▶ [Available records]:
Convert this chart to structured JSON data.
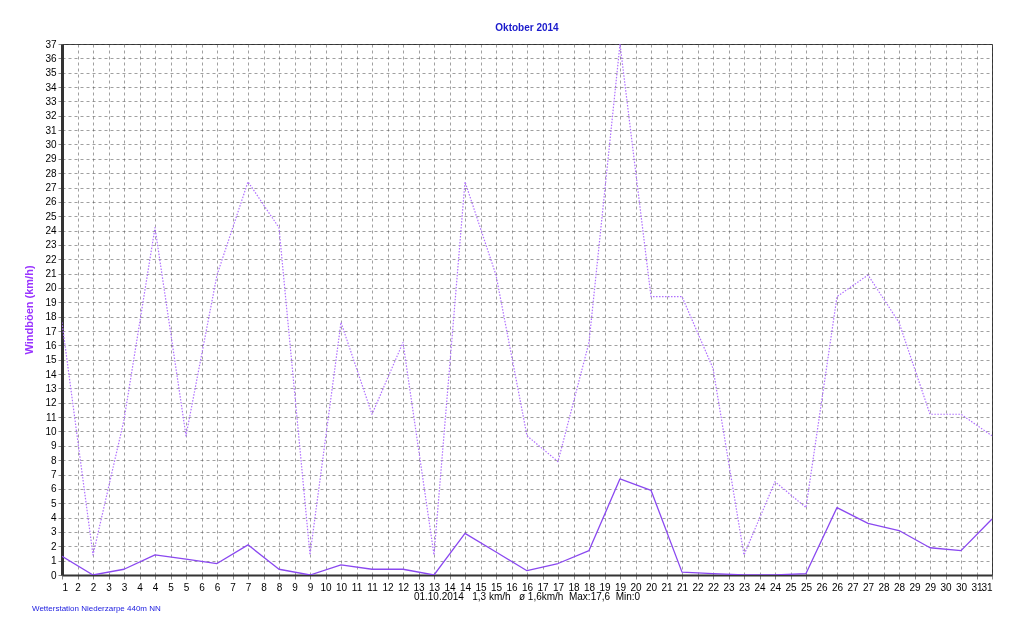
{
  "chart_data": {
    "type": "line",
    "title": "Oktober 2014",
    "ylabel": "Windböen (km/h)",
    "annotations": [
      "01.10.2014   1,3 km/h   ø 1,6km/h  Max:17,6  Min:0",
      "Wetterstation Niederzarpe 440m NN"
    ],
    "x": [
      1,
      2,
      3,
      4,
      5,
      6,
      7,
      8,
      9,
      10,
      11,
      12,
      13,
      14,
      15,
      16,
      17,
      18,
      19,
      20,
      21,
      22,
      23,
      24,
      25,
      26,
      27,
      28,
      29,
      30,
      31
    ],
    "series": [
      {
        "color": "#b070ff",
        "line_style": "dotted",
        "values": [
          17.6,
          1.4,
          10.8,
          24.2,
          9.7,
          20.9,
          27.4,
          24.2,
          1.4,
          17.6,
          11.2,
          16.2,
          1.4,
          27.4,
          20.9,
          9.7,
          7.9,
          16.2,
          37,
          19.4,
          19.4,
          14.4,
          1.4,
          6.5,
          4.7,
          19.4,
          20.9,
          17.6,
          11.2,
          11.2,
          9.7
        ]
      },
      {
        "color": "#8a48f0",
        "line_style": "solid",
        "values": [
          1.3,
          0,
          0.4,
          1.4,
          1.1,
          0.8,
          2.1,
          0.4,
          0,
          0.7,
          0.4,
          0.4,
          0,
          2.9,
          1.6,
          0.3,
          0.8,
          1.7,
          6.7,
          5.9,
          0.2,
          0.1,
          0,
          0,
          0.1,
          4.7,
          3.6,
          3.1,
          1.9,
          1.7,
          3.9
        ]
      }
    ],
    "xlim": [
      1,
      31
    ],
    "xticks": [
      1,
      {
        "value": 1.5,
        "label": "2"
      },
      2,
      {
        "value": 2.5,
        "label": "3"
      },
      3,
      {
        "value": 3.5,
        "label": "4"
      },
      4,
      {
        "value": 4.5,
        "label": "5"
      },
      5,
      {
        "value": 5.5,
        "label": "6"
      },
      6,
      {
        "value": 6.5,
        "label": "7"
      },
      7,
      {
        "value": 7.5,
        "label": "8"
      },
      8,
      {
        "value": 8.5,
        "label": "9"
      },
      9,
      {
        "value": 9.5,
        "label": "10"
      },
      10,
      {
        "value": 10.5,
        "label": "11"
      },
      11,
      {
        "value": 11.5,
        "label": "12"
      },
      12,
      {
        "value": 12.5,
        "label": "13"
      },
      13,
      {
        "value": 13.5,
        "label": "14"
      },
      14,
      {
        "value": 14.5,
        "label": "15"
      },
      15,
      {
        "value": 15.5,
        "label": "16"
      },
      16,
      {
        "value": 16.5,
        "label": "17"
      },
      17,
      {
        "value": 17.5,
        "label": "18"
      },
      18,
      {
        "value": 18.5,
        "label": "19"
      },
      19,
      {
        "value": 19.5,
        "label": "20"
      },
      20,
      {
        "value": 20.5,
        "label": "21"
      },
      21,
      {
        "value": 21.5,
        "label": "22"
      },
      22,
      {
        "value": 22.5,
        "label": "23"
      },
      23,
      {
        "value": 23.5,
        "label": "24"
      },
      24,
      {
        "value": 24.5,
        "label": "25"
      },
      25,
      {
        "value": 25.5,
        "label": "26"
      },
      26,
      {
        "value": 26.5,
        "label": "27"
      },
      27,
      {
        "value": 27.5,
        "label": "28"
      },
      28,
      {
        "value": 28.5,
        "label": "29"
      },
      29,
      {
        "value": 29.5,
        "label": "30"
      },
      30,
      {
        "value": 30.5,
        "label": "31"
      },
      31
    ],
    "ylim": [
      0,
      37
    ],
    "yticks": [
      0,
      1,
      2,
      3,
      4,
      5,
      6,
      7,
      8,
      9,
      10,
      11,
      12,
      13,
      14,
      15,
      16,
      17,
      18,
      19,
      20,
      21,
      22,
      23,
      24,
      25,
      26,
      27,
      28,
      29,
      30,
      31,
      32,
      33,
      34,
      35,
      36,
      37
    ],
    "grid": true,
    "marker": "none"
  }
}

▶ [Brief]:
Give back each entry exactly as it appears, with no pictures.

▶ [Response]:
Convert this chart to structured JSON data.
{
  "chart_data": {
    "type": "line",
    "title": "Oktober 2014",
    "ylabel": "Windböen (km/h)",
    "annotations": [
      "01.10.2014   1,3 km/h   ø 1,6km/h  Max:17,6  Min:0",
      "Wetterstation Niederzarpe 440m NN"
    ],
    "x": [
      1,
      2,
      3,
      4,
      5,
      6,
      7,
      8,
      9,
      10,
      11,
      12,
      13,
      14,
      15,
      16,
      17,
      18,
      19,
      20,
      21,
      22,
      23,
      24,
      25,
      26,
      27,
      28,
      29,
      30,
      31
    ],
    "series": [
      {
        "color": "#b070ff",
        "line_style": "dotted",
        "values": [
          17.6,
          1.4,
          10.8,
          24.2,
          9.7,
          20.9,
          27.4,
          24.2,
          1.4,
          17.6,
          11.2,
          16.2,
          1.4,
          27.4,
          20.9,
          9.7,
          7.9,
          16.2,
          37,
          19.4,
          19.4,
          14.4,
          1.4,
          6.5,
          4.7,
          19.4,
          20.9,
          17.6,
          11.2,
          11.2,
          9.7
        ]
      },
      {
        "color": "#8a48f0",
        "line_style": "solid",
        "values": [
          1.3,
          0,
          0.4,
          1.4,
          1.1,
          0.8,
          2.1,
          0.4,
          0,
          0.7,
          0.4,
          0.4,
          0,
          2.9,
          1.6,
          0.3,
          0.8,
          1.7,
          6.7,
          5.9,
          0.2,
          0.1,
          0,
          0,
          0.1,
          4.7,
          3.6,
          3.1,
          1.9,
          1.7,
          3.9
        ]
      }
    ],
    "xlim": [
      1,
      31
    ],
    "xticks": [
      1,
      {
        "value": 1.5,
        "label": "2"
      },
      2,
      {
        "value": 2.5,
        "label": "3"
      },
      3,
      {
        "value": 3.5,
        "label": "4"
      },
      4,
      {
        "value": 4.5,
        "label": "5"
      },
      5,
      {
        "value": 5.5,
        "label": "6"
      },
      6,
      {
        "value": 6.5,
        "label": "7"
      },
      7,
      {
        "value": 7.5,
        "label": "8"
      },
      8,
      {
        "value": 8.5,
        "label": "9"
      },
      9,
      {
        "value": 9.5,
        "label": "10"
      },
      10,
      {
        "value": 10.5,
        "label": "11"
      },
      11,
      {
        "value": 11.5,
        "label": "12"
      },
      12,
      {
        "value": 12.5,
        "label": "13"
      },
      13,
      {
        "value": 13.5,
        "label": "14"
      },
      14,
      {
        "value": 14.5,
        "label": "15"
      },
      15,
      {
        "value": 15.5,
        "label": "16"
      },
      16,
      {
        "value": 16.5,
        "label": "17"
      },
      17,
      {
        "value": 17.5,
        "label": "18"
      },
      18,
      {
        "value": 18.5,
        "label": "19"
      },
      19,
      {
        "value": 19.5,
        "label": "20"
      },
      20,
      {
        "value": 20.5,
        "label": "21"
      },
      21,
      {
        "value": 21.5,
        "label": "22"
      },
      22,
      {
        "value": 22.5,
        "label": "23"
      },
      23,
      {
        "value": 23.5,
        "label": "24"
      },
      24,
      {
        "value": 24.5,
        "label": "25"
      },
      25,
      {
        "value": 25.5,
        "label": "26"
      },
      26,
      {
        "value": 26.5,
        "label": "27"
      },
      27,
      {
        "value": 27.5,
        "label": "28"
      },
      28,
      {
        "value": 28.5,
        "label": "29"
      },
      29,
      {
        "value": 29.5,
        "label": "30"
      },
      30,
      {
        "value": 30.5,
        "label": "31"
      },
      31
    ],
    "ylim": [
      0,
      37
    ],
    "yticks": [
      0,
      1,
      2,
      3,
      4,
      5,
      6,
      7,
      8,
      9,
      10,
      11,
      12,
      13,
      14,
      15,
      16,
      17,
      18,
      19,
      20,
      21,
      22,
      23,
      24,
      25,
      26,
      27,
      28,
      29,
      30,
      31,
      32,
      33,
      34,
      35,
      36,
      37
    ],
    "grid": true,
    "marker": "none"
  }
}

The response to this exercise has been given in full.